Extract the records in full, leaving every picture out.

"""

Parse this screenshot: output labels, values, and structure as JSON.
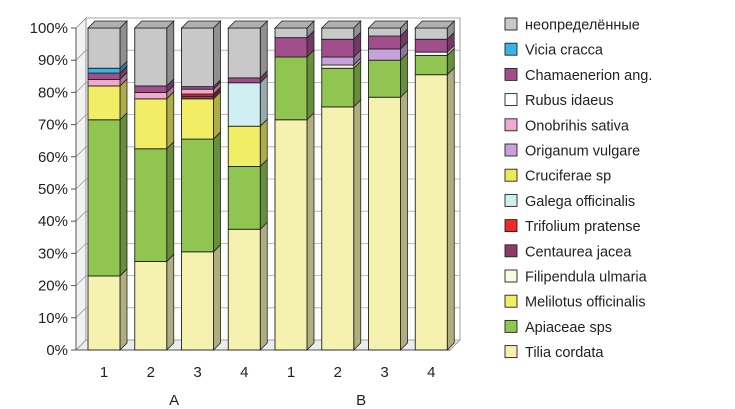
{
  "chart_data": {
    "type": "bar",
    "stacked": true,
    "normalized": true,
    "three_d": true,
    "categories": [
      "1",
      "2",
      "3",
      "4",
      "1",
      "2",
      "3",
      "4"
    ],
    "groups": [
      {
        "label": "A",
        "categories": [
          0,
          1,
          2,
          3
        ]
      },
      {
        "label": "B",
        "categories": [
          4,
          5,
          6,
          7
        ]
      }
    ],
    "y_ticks": [
      "0%",
      "10%",
      "20%",
      "30%",
      "40%",
      "50%",
      "60%",
      "70%",
      "80%",
      "90%",
      "100%"
    ],
    "ylim": [
      0,
      100
    ],
    "grid": "horizontal",
    "legend_position": "right",
    "series": [
      {
        "name": "Tilia cordata",
        "color": "#f5f2b0",
        "values": [
          23,
          27.5,
          30.5,
          37.5,
          71.5,
          75.5,
          78.5,
          85.5
        ]
      },
      {
        "name": "Apiaceae sps",
        "color": "#8fc550",
        "values": [
          48.5,
          35,
          35,
          19.5,
          19.5,
          12,
          11.5,
          6
        ]
      },
      {
        "name": "Melilotus officinalis",
        "color": "#f1ee66",
        "values": [
          10.5,
          15.5,
          12.5,
          12.5,
          0,
          0,
          0,
          0
        ]
      },
      {
        "name": "Filipendula ulmaria",
        "color": "#fcfae0",
        "values": [
          0,
          0,
          0,
          0,
          0,
          1,
          0,
          0
        ]
      },
      {
        "name": "Centaurea jacea",
        "color": "#8e3b6a",
        "values": [
          0,
          0,
          0.8,
          0,
          0,
          0,
          0,
          0
        ]
      },
      {
        "name": "Trifolium pratense",
        "color": "#ee2a24",
        "values": [
          0,
          0,
          0.7,
          0,
          0,
          0,
          0,
          0
        ]
      },
      {
        "name": "Galega officinalis",
        "color": "#cfeff3",
        "values": [
          0,
          0,
          0,
          13.5,
          0,
          0,
          0,
          0
        ]
      },
      {
        "name": "Cruciferae sp",
        "color": "#ecea55",
        "values": [
          0,
          0,
          0,
          0,
          0,
          0,
          0,
          0
        ]
      },
      {
        "name": "Origanum vulgare",
        "color": "#c7a2d8",
        "values": [
          0,
          0,
          0,
          0,
          0,
          2.5,
          3.5,
          0
        ]
      },
      {
        "name": "Onobrihis sativa",
        "color": "#f0a8cd",
        "values": [
          2,
          2,
          1.5,
          0,
          0,
          0,
          0,
          0
        ]
      },
      {
        "name": "Rubus idaeus",
        "color": "#ffffff",
        "values": [
          0,
          0,
          0,
          0,
          0,
          0,
          0,
          1
        ]
      },
      {
        "name": "Chamaenerion ang.",
        "color": "#a04f8c",
        "values": [
          2,
          2,
          0.8,
          1.5,
          6,
          5.5,
          4,
          4
        ]
      },
      {
        "name": "Vicia cracca",
        "color": "#35b6e5",
        "values": [
          1.5,
          0,
          0,
          0,
          0,
          0,
          0,
          0
        ]
      },
      {
        "name": "неопределённые",
        "color": "#c8c8c8",
        "values": [
          12.5,
          18,
          18.2,
          15.5,
          3,
          3.5,
          2.5,
          3.5
        ]
      }
    ]
  }
}
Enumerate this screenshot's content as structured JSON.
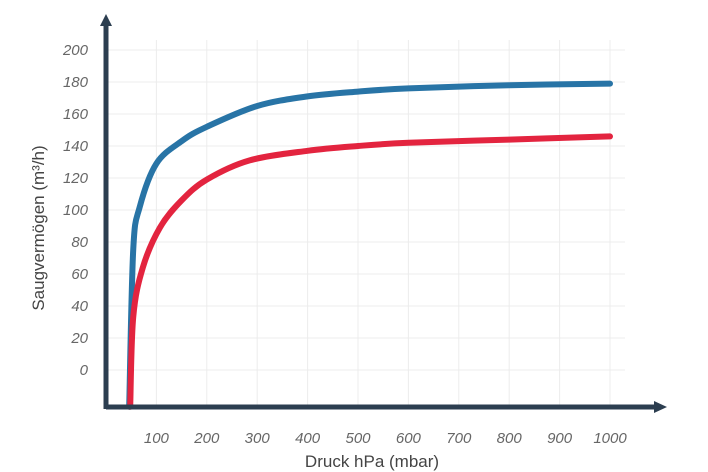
{
  "chart_data": {
    "type": "line",
    "title": "",
    "xlabel": "Druck hPa (mbar)",
    "ylabel": "Saugvermögen (m³/h)",
    "xlim": [
      0,
      1100
    ],
    "ylim": [
      -23,
      225
    ],
    "xticks": [
      "100",
      "200",
      "300",
      "400",
      "500",
      "600",
      "700",
      "800",
      "900",
      "1000"
    ],
    "yticks": [
      "0",
      "20",
      "40",
      "60",
      "80",
      "100",
      "120",
      "140",
      "160",
      "180",
      "200"
    ],
    "grid": true,
    "legend": "none",
    "series": [
      {
        "color": "#2874a6",
        "x": [
          46,
          54,
          67,
          100,
          150,
          200,
          300,
          400,
          500,
          600,
          800,
          1000
        ],
        "y": [
          -23,
          75,
          102,
          129,
          143,
          152,
          165,
          171,
          174,
          176,
          178,
          179
        ]
      },
      {
        "color": "#e3243f",
        "x": [
          48,
          54,
          73,
          107,
          150,
          200,
          285,
          400,
          500,
          600,
          800,
          1000
        ],
        "y": [
          -23,
          33,
          64,
          89,
          106,
          119,
          131,
          137,
          140,
          142,
          144,
          146
        ]
      }
    ],
    "axis_color": "#2c3e50"
  }
}
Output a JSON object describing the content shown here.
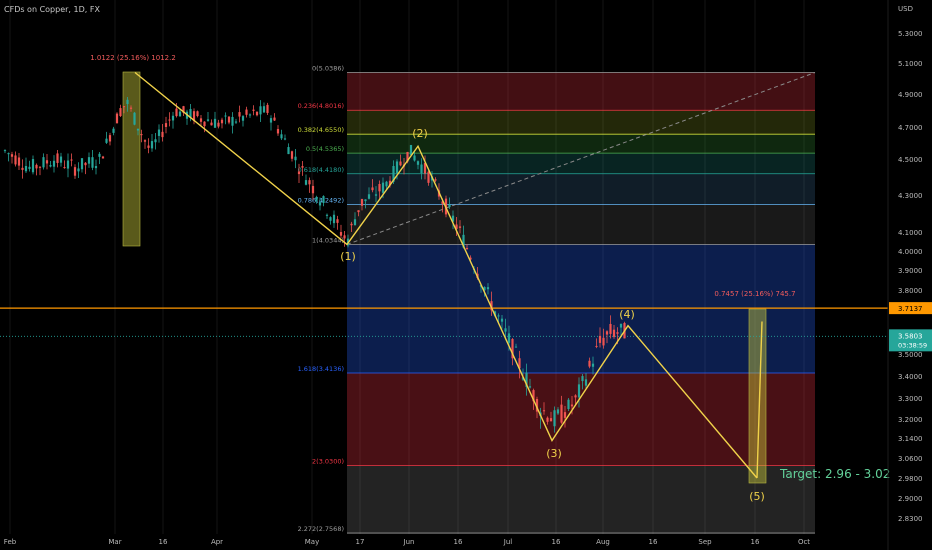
{
  "header": {
    "symbol_title": "CFDs on Copper, 1D, FX"
  },
  "price_axis": {
    "currency": "USD",
    "ticks": [
      "5.3000",
      "5.1000",
      "4.9000",
      "4.7000",
      "4.5000",
      "4.3000",
      "4.1000",
      "4.0000",
      "3.9000",
      "3.8000",
      "3.6000",
      "3.5000",
      "3.4000",
      "3.3000",
      "3.2000",
      "3.1400",
      "3.0600",
      "2.9800",
      "2.9000",
      "2.8300"
    ],
    "horizontal_line_label": "3.7137",
    "last_price_label": "3.5803",
    "countdown_label": "03:38:59"
  },
  "time_axis": {
    "labels": [
      "Feb",
      "Mar",
      "16",
      "Apr",
      "May",
      "17",
      "Jun",
      "16",
      "Jul",
      "16",
      "Aug",
      "16",
      "Sep",
      "16",
      "Oct"
    ]
  },
  "fib_levels": [
    {
      "label": "0(5.0386)",
      "value": 5.0386,
      "color": "#9e9e9e"
    },
    {
      "label": "0.236(4.8016)",
      "value": 4.8016,
      "color": "#f23645"
    },
    {
      "label": "0.382(4.6550)",
      "value": 4.655,
      "color": "#cddc39"
    },
    {
      "label": "0.5(4.5365)",
      "value": 4.5365,
      "color": "#4caf50"
    },
    {
      "label": "0.618(4.4180)",
      "value": 4.418,
      "color": "#26a69a"
    },
    {
      "label": "0.786(4.2492)",
      "value": 4.2492,
      "color": "#64b5f6"
    },
    {
      "label": "1(4.0344)",
      "value": 4.0344,
      "color": "#9e9e9e"
    },
    {
      "label": "1.618(3.4136)",
      "value": 3.4136,
      "color": "#2962ff"
    },
    {
      "label": "2(3.0300)",
      "value": 3.03,
      "color": "#f23645"
    },
    {
      "label": "2.272(2.7568)",
      "value": 2.7568,
      "color": "#9e9e9e"
    }
  ],
  "measure_labels": {
    "left": "1.0122 (25.16%) 1012.2",
    "right": "0.7457 (25.16%) 745.7"
  },
  "wave_labels": [
    "(1)",
    "(2)",
    "(3)",
    "(4)",
    "(5)"
  ],
  "target_label": "Target: 2.96 - 3.02",
  "colors": {
    "up_candle": "#26a69a",
    "down_candle": "#ef5350",
    "wave_line": "#f0d24a",
    "horizontal_line": "#ff9800",
    "last_price_badge": "#26a69a"
  }
}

"""

**TASK RESPONSE:**
Parse this screenshot: output labels, values, and structure as JSON.
{
  "chart_data": {
    "type": "bar",
    "stacked": true,
    "normalized": true,
    "three_d": true,
    "categories": [
      "1",
      "2",
      "3",
      "4",
      "1",
      "2",
      "3",
      "4"
    ],
    "groups": [
      {
        "label": "A",
        "categories": [
          0,
          1,
          2,
          3
        ]
      },
      {
        "label": "B",
        "categories": [
          4,
          5,
          6,
          7
        ]
      }
    ],
    "y_ticks": [
      "0%",
      "10%",
      "20%",
      "30%",
      "40%",
      "50%",
      "60%",
      "70%",
      "80%",
      "90%",
      "100%"
    ],
    "ylim": [
      0,
      100
    ],
    "grid": "horizontal",
    "legend_position": "right",
    "series": [
      {
        "name": "Tilia cordata",
        "color": "#f5f2b0",
        "values": [
          23,
          27.5,
          30.5,
          37.5,
          71.5,
          75.5,
          78.5,
          85.5
        ]
      },
      {
        "name": "Apiaceae sps",
        "color": "#8fc550",
        "values": [
          48.5,
          35,
          35,
          19.5,
          19.5,
          12,
          11.5,
          6
        ]
      },
      {
        "name": "Melilotus officinalis",
        "color": "#f1ee66",
        "values": [
          10.5,
          15.5,
          12.5,
          12.5,
          0,
          0,
          0,
          0
        ]
      },
      {
        "name": "Filipendula ulmaria",
        "color": "#fcfae0",
        "values": [
          0,
          0,
          0,
          0,
          0,
          1,
          0,
          0
        ]
      },
      {
        "name": "Centaurea jacea",
        "color": "#8e3b6a",
        "values": [
          0,
          0,
          0.8,
          0,
          0,
          0,
          0,
          0
        ]
      },
      {
        "name": "Trifolium pratense",
        "color": "#ee2a24",
        "values": [
          0,
          0,
          0.7,
          0,
          0,
          0,
          0,
          0
        ]
      },
      {
        "name": "Galega officinalis",
        "color": "#cfeff3",
        "values": [
          0,
          0,
          0,
          13.5,
          0,
          0,
          0,
          0
        ]
      },
      {
        "name": "Cruciferae sp",
        "color": "#ecea55",
        "values": [
          0,
          0,
          0,
          0,
          0,
          0,
          0,
          0
        ]
      },
      {
        "name": "Origanum vulgare",
        "color": "#c7a2d8",
        "values": [
          0,
          0,
          0,
          0,
          0,
          2.5,
          3.5,
          0
        ]
      },
      {
        "name": "Onobrihis sativa",
        "color": "#f0a8cd",
        "values": [
          2,
          2,
          1.5,
          0,
          0,
          0,
          0,
          0
        ]
      },
      {
        "name": "Rubus idaeus",
        "color": "#ffffff",
        "values": [
          0,
          0,
          0,
          0,
          0,
          0,
          0,
          1
        ]
      },
      {
        "name": "Chamaenerion ang.",
        "color": "#a04f8c",
        "values": [
          2,
          2,
          0.8,
          1.5,
          6,
          5.5,
          4,
          4
        ]
      },
      {
        "name": "Vicia cracca",
        "color": "#35b6e5",
        "values": [
          1.5,
          0,
          0,
          0,
          0,
          0,
          0,
          0
        ]
      },
      {
        "name": "неопределённые",
        "color": "#c8c8c8",
        "values": [
          12.5,
          18,
          18.2,
          15.5,
          3,
          3.5,
          2.5,
          3.5
        ]
      }
    ]
  }
}
Enumerate this screenshot's content as structured JSON.
{
  "chart_data": {
    "type": "line",
    "title": "",
    "xlabel": "Druck hPa (mbar)",
    "ylabel": "Saugvermögen (m³/h)",
    "xlim": [
      0,
      1100
    ],
    "ylim": [
      -23,
      225
    ],
    "xticks": [
      "100",
      "200",
      "300",
      "400",
      "500",
      "600",
      "700",
      "800",
      "900",
      "1000"
    ],
    "yticks": [
      "0",
      "20",
      "40",
      "60",
      "80",
      "100",
      "120",
      "140",
      "160",
      "180",
      "200"
    ],
    "grid": true,
    "legend": "none",
    "series": [
      {
        "color": "#2874a6",
        "x": [
          46,
          54,
          67,
          100,
          150,
          200,
          300,
          400,
          500,
          600,
          800,
          1000
        ],
        "y": [
          -23,
          75,
          102,
          129,
          143,
          152,
          165,
          171,
          174,
          176,
          178,
          179
        ]
      },
      {
        "color": "#e3243f",
        "x": [
          48,
          54,
          73,
          107,
          150,
          200,
          285,
          400,
          500,
          600,
          800,
          1000
        ],
        "y": [
          -23,
          33,
          64,
          89,
          106,
          119,
          131,
          137,
          140,
          142,
          144,
          146
        ]
      }
    ],
    "axis_color": "#2c3e50"
  }
}
Output a JSON object describing the content shown here.
{
  "header": {
    "symbol_title": "CFDs on Copper, 1D, FX"
  },
  "price_axis": {
    "currency": "USD",
    "ticks": [
      "5.3000",
      "5.1000",
      "4.9000",
      "4.7000",
      "4.5000",
      "4.3000",
      "4.1000",
      "4.0000",
      "3.9000",
      "3.8000",
      "3.6000",
      "3.5000",
      "3.4000",
      "3.3000",
      "3.2000",
      "3.1400",
      "3.0600",
      "2.9800",
      "2.9000",
      "2.8300"
    ],
    "horizontal_line_label": "3.7137",
    "last_price_label": "3.5803",
    "countdown_label": "03:38:59"
  },
  "time_axis": {
    "labels": [
      "Feb",
      "Mar",
      "16",
      "Apr",
      "May",
      "17",
      "Jun",
      "16",
      "Jul",
      "16",
      "Aug",
      "16",
      "Sep",
      "16",
      "Oct"
    ]
  },
  "fib_levels": [
    {
      "label": "0(5.0386)",
      "value": 5.0386,
      "color": "#9e9e9e"
    },
    {
      "label": "0.236(4.8016)",
      "value": 4.8016,
      "color": "#f23645"
    },
    {
      "label": "0.382(4.6550)",
      "value": 4.655,
      "color": "#cddc39"
    },
    {
      "label": "0.5(4.5365)",
      "value": 4.5365,
      "color": "#4caf50"
    },
    {
      "label": "0.618(4.4180)",
      "value": 4.418,
      "color": "#26a69a"
    },
    {
      "label": "0.786(4.2492)",
      "value": 4.2492,
      "color": "#64b5f6"
    },
    {
      "label": "1(4.0344)",
      "value": 4.0344,
      "color": "#9e9e9e"
    },
    {
      "label": "1.618(3.4136)",
      "value": 3.4136,
      "color": "#2962ff"
    },
    {
      "label": "2(3.0300)",
      "value": 3.03,
      "color": "#f23645"
    },
    {
      "label": "2.272(2.7568)",
      "value": 2.7568,
      "color": "#9e9e9e"
    }
  ],
  "measure_labels": {
    "left": "1.0122 (25.16%) 1012.2",
    "right": "0.7457 (25.16%) 745.7"
  },
  "wave_labels": [
    "(1)",
    "(2)",
    "(3)",
    "(4)",
    "(5)"
  ],
  "target_label": "Target: 2.96 - 3.02",
  "colors": {
    "up_candle": "#26a69a",
    "down_candle": "#ef5350",
    "wave_line": "#f0d24a",
    "horizontal_line": "#ff9800",
    "last_price_badge": "#26a69a"
  }
}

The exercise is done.